● **Exercise**: Omit every picture and output the rest of the records exactly as they are.

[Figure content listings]
== == ==
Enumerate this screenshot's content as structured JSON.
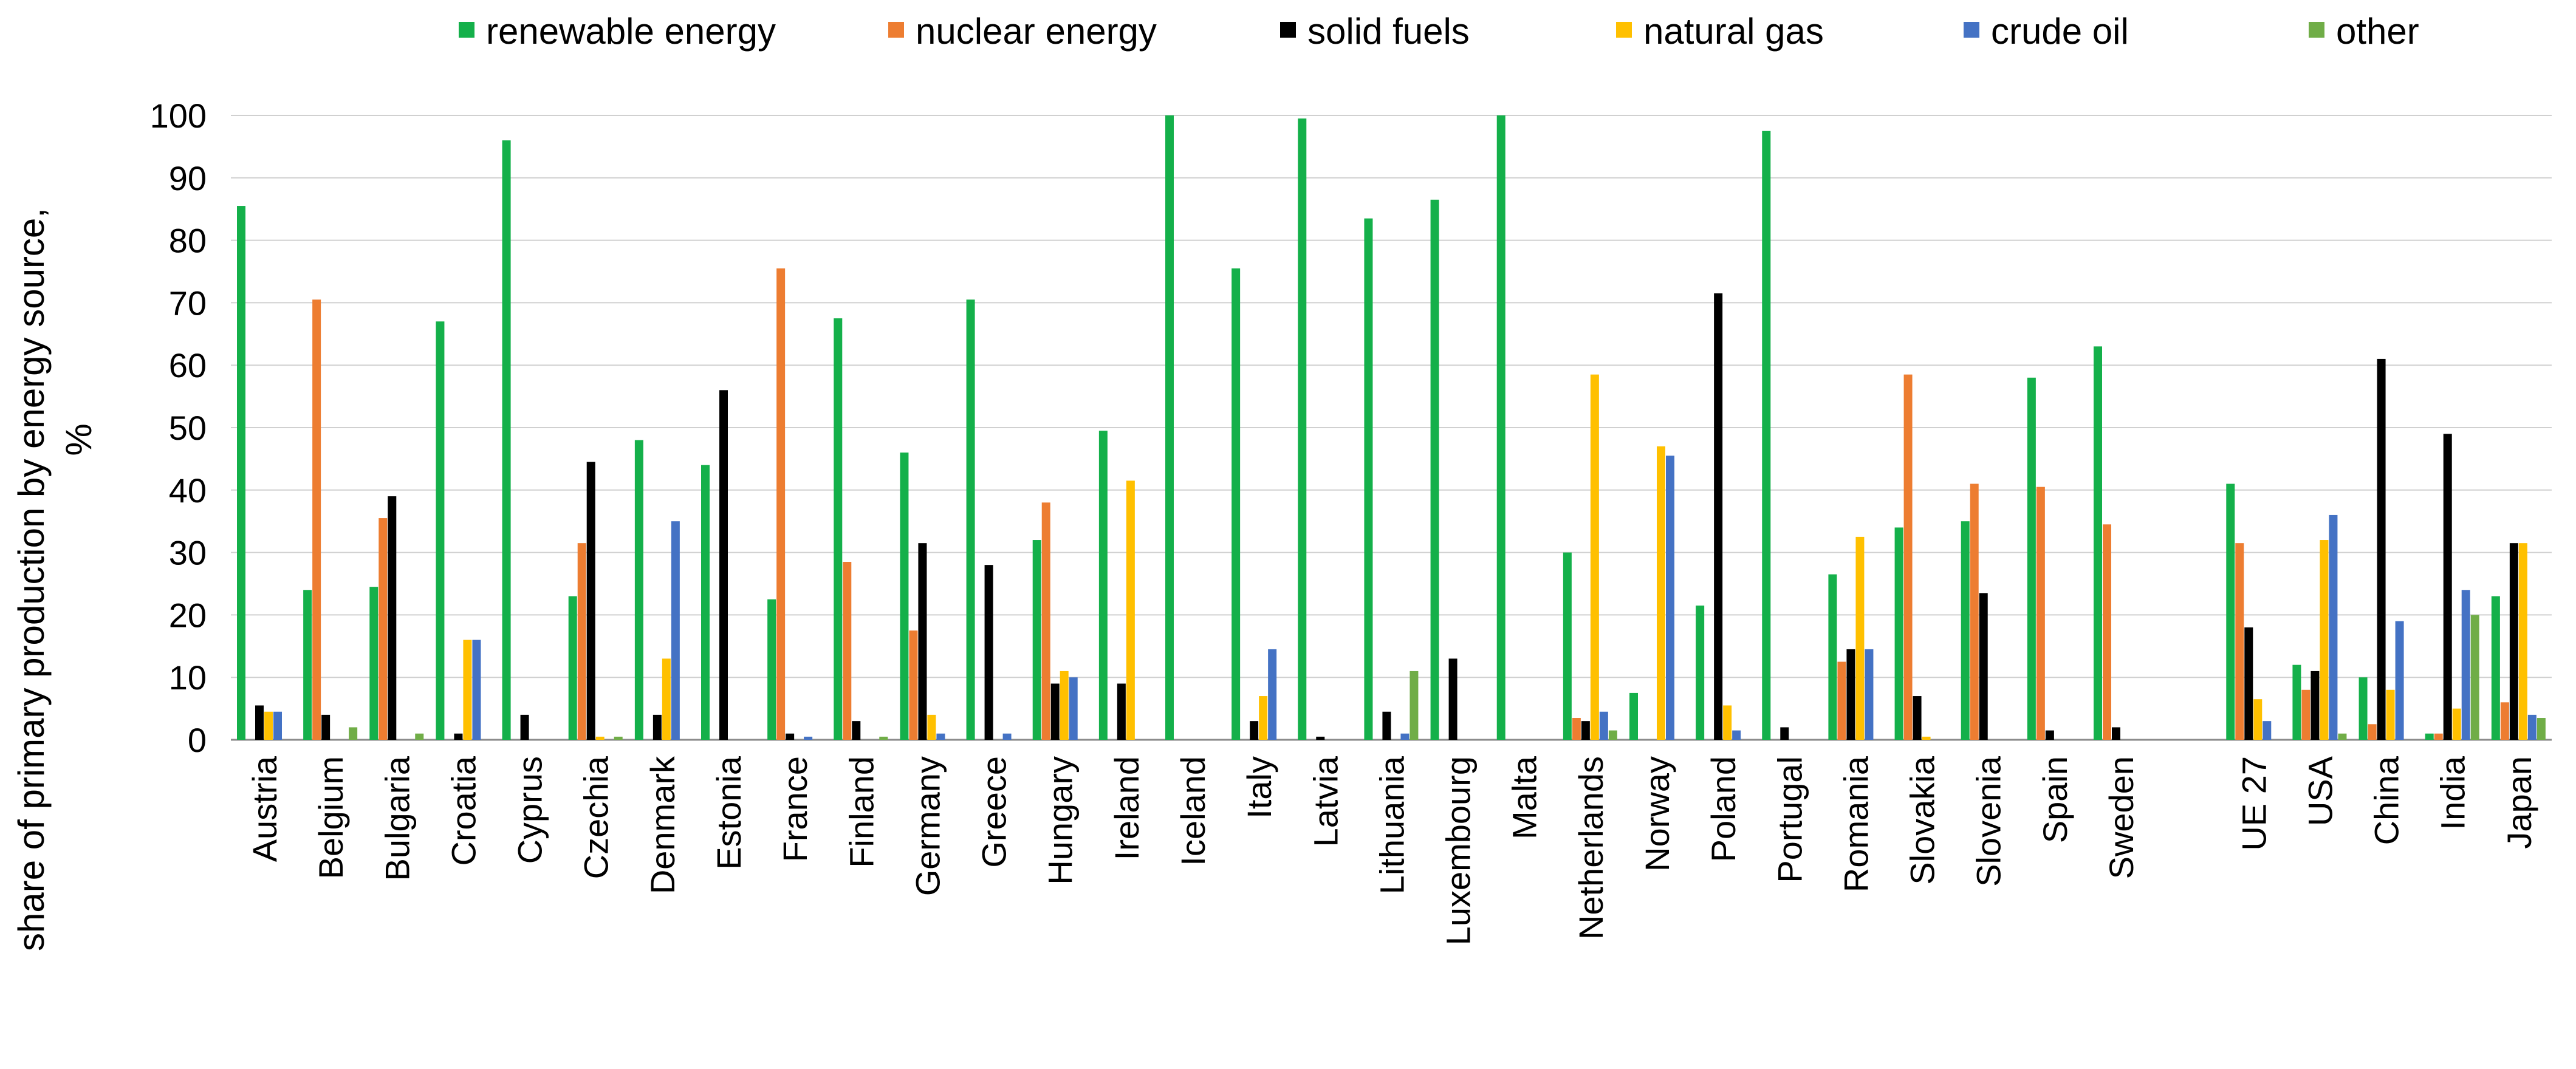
{
  "chart_data": {
    "type": "bar",
    "title": "",
    "xlabel": "",
    "ylabel": [
      "share of primary production by energy source,",
      "%"
    ],
    "ylim": [
      0,
      100
    ],
    "yticks": [
      0,
      10,
      20,
      30,
      40,
      50,
      60,
      70,
      80,
      90,
      100
    ],
    "grid": "horizontal",
    "legend_position": "top",
    "categories": [
      "Austria",
      "Belgium",
      "Bulgaria",
      "Croatia",
      "Cyprus",
      "Czechia",
      "Denmark",
      "Estonia",
      "France",
      "Finland",
      "Germany",
      "Greece",
      "Hungary",
      "Ireland",
      "Iceland",
      "Italy",
      "Latvia",
      "Lithuania",
      "Luxembourg",
      "Malta",
      "Netherlands",
      "Norway",
      "Poland",
      "Portugal",
      "Romania",
      "Slovakia",
      "Slovenia",
      "Spain",
      "Sweden",
      "",
      "UE 27",
      "USA",
      "China",
      "India",
      "Japan"
    ],
    "series": [
      {
        "name": "renewable energy",
        "color": "#14b04a",
        "values": [
          85.5,
          24,
          24.5,
          67,
          96,
          23,
          48,
          44,
          22.5,
          67.5,
          46,
          70.5,
          32,
          49.5,
          100,
          75.5,
          99.5,
          83.5,
          86.5,
          100,
          30,
          7.5,
          21.5,
          97.5,
          26.5,
          34,
          35,
          58,
          63,
          null,
          41,
          12,
          10,
          1,
          23
        ]
      },
      {
        "name": "nuclear energy",
        "color": "#ed7d31",
        "values": [
          0,
          70.5,
          35.5,
          0,
          0,
          31.5,
          0,
          0,
          75.5,
          28.5,
          17.5,
          0,
          38,
          0,
          0,
          0,
          0,
          0,
          0,
          0,
          3.5,
          0,
          0,
          0,
          12.5,
          58.5,
          41,
          40.5,
          34.5,
          null,
          31.5,
          8,
          2.5,
          1,
          6
        ]
      },
      {
        "name": "solid fuels",
        "color": "#000000",
        "values": [
          5.5,
          4,
          39,
          1,
          4,
          44.5,
          4,
          56,
          1,
          3,
          31.5,
          28,
          9,
          9,
          0,
          3,
          0.5,
          4.5,
          13,
          0,
          3,
          0,
          71.5,
          2,
          14.5,
          7,
          23.5,
          1.5,
          2,
          null,
          18,
          11,
          61,
          49,
          31.5
        ]
      },
      {
        "name": "natural gas",
        "color": "#ffc000",
        "values": [
          4.5,
          0,
          0,
          16,
          0,
          0.5,
          13,
          0,
          0,
          0,
          4,
          0,
          11,
          41.5,
          0,
          7,
          0,
          0,
          0,
          0,
          58.5,
          47,
          5.5,
          0,
          32.5,
          0.5,
          0,
          0,
          0,
          null,
          6.5,
          32,
          8,
          5,
          31.5
        ]
      },
      {
        "name": "crude oil",
        "color": "#4472c4",
        "values": [
          4.5,
          0,
          0,
          16,
          0,
          0,
          35,
          0,
          0.5,
          0,
          1,
          1,
          10,
          0,
          0,
          14.5,
          0,
          1,
          0,
          0,
          4.5,
          45.5,
          1.5,
          0,
          14.5,
          0,
          0,
          0,
          0,
          null,
          3,
          36,
          19,
          24,
          4
        ]
      },
      {
        "name": "other",
        "color": "#70ad47",
        "values": [
          0,
          2,
          1,
          0,
          0,
          0.5,
          0,
          0,
          0,
          0.5,
          0,
          0,
          0,
          0,
          0,
          0,
          0,
          11,
          0,
          0,
          1.5,
          0,
          0,
          0,
          0,
          0,
          0,
          0,
          0,
          null,
          0,
          1,
          0,
          20,
          3.5
        ]
      }
    ]
  }
}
== == ==
● **Solution**:
Enumerate this screenshot's content as structured JSON.
{
  "chart_data": {
    "type": "bar",
    "title": "",
    "xlabel": "",
    "ylabel": [
      "share of primary production by energy source,",
      "%"
    ],
    "ylim": [
      0,
      100
    ],
    "yticks": [
      0,
      10,
      20,
      30,
      40,
      50,
      60,
      70,
      80,
      90,
      100
    ],
    "grid": "horizontal",
    "legend_position": "top",
    "categories": [
      "Austria",
      "Belgium",
      "Bulgaria",
      "Croatia",
      "Cyprus",
      "Czechia",
      "Denmark",
      "Estonia",
      "France",
      "Finland",
      "Germany",
      "Greece",
      "Hungary",
      "Ireland",
      "Iceland",
      "Italy",
      "Latvia",
      "Lithuania",
      "Luxembourg",
      "Malta",
      "Netherlands",
      "Norway",
      "Poland",
      "Portugal",
      "Romania",
      "Slovakia",
      "Slovenia",
      "Spain",
      "Sweden",
      "",
      "UE 27",
      "USA",
      "China",
      "India",
      "Japan"
    ],
    "series": [
      {
        "name": "renewable energy",
        "color": "#14b04a",
        "values": [
          85.5,
          24,
          24.5,
          67,
          96,
          23,
          48,
          44,
          22.5,
          67.5,
          46,
          70.5,
          32,
          49.5,
          100,
          75.5,
          99.5,
          83.5,
          86.5,
          100,
          30,
          7.5,
          21.5,
          97.5,
          26.5,
          34,
          35,
          58,
          63,
          null,
          41,
          12,
          10,
          1,
          23
        ]
      },
      {
        "name": "nuclear energy",
        "color": "#ed7d31",
        "values": [
          0,
          70.5,
          35.5,
          0,
          0,
          31.5,
          0,
          0,
          75.5,
          28.5,
          17.5,
          0,
          38,
          0,
          0,
          0,
          0,
          0,
          0,
          0,
          3.5,
          0,
          0,
          0,
          12.5,
          58.5,
          41,
          40.5,
          34.5,
          null,
          31.5,
          8,
          2.5,
          1,
          6
        ]
      },
      {
        "name": "solid fuels",
        "color": "#000000",
        "values": [
          5.5,
          4,
          39,
          1,
          4,
          44.5,
          4,
          56,
          1,
          3,
          31.5,
          28,
          9,
          9,
          0,
          3,
          0.5,
          4.5,
          13,
          0,
          3,
          0,
          71.5,
          2,
          14.5,
          7,
          23.5,
          1.5,
          2,
          null,
          18,
          11,
          61,
          49,
          31.5
        ]
      },
      {
        "name": "natural gas",
        "color": "#ffc000",
        "values": [
          4.5,
          0,
          0,
          16,
          0,
          0.5,
          13,
          0,
          0,
          0,
          4,
          0,
          11,
          41.5,
          0,
          7,
          0,
          0,
          0,
          0,
          58.5,
          47,
          5.5,
          0,
          32.5,
          0.5,
          0,
          0,
          0,
          null,
          6.5,
          32,
          8,
          5,
          31.5
        ]
      },
      {
        "name": "crude oil",
        "color": "#4472c4",
        "values": [
          4.5,
          0,
          0,
          16,
          0,
          0,
          35,
          0,
          0.5,
          0,
          1,
          1,
          10,
          0,
          0,
          14.5,
          0,
          1,
          0,
          0,
          4.5,
          45.5,
          1.5,
          0,
          14.5,
          0,
          0,
          0,
          0,
          null,
          3,
          36,
          19,
          24,
          4
        ]
      },
      {
        "name": "other",
        "color": "#70ad47",
        "values": [
          0,
          2,
          1,
          0,
          0,
          0.5,
          0,
          0,
          0,
          0.5,
          0,
          0,
          0,
          0,
          0,
          0,
          0,
          11,
          0,
          0,
          1.5,
          0,
          0,
          0,
          0,
          0,
          0,
          0,
          0,
          null,
          0,
          1,
          0,
          20,
          3.5
        ]
      }
    ]
  }
}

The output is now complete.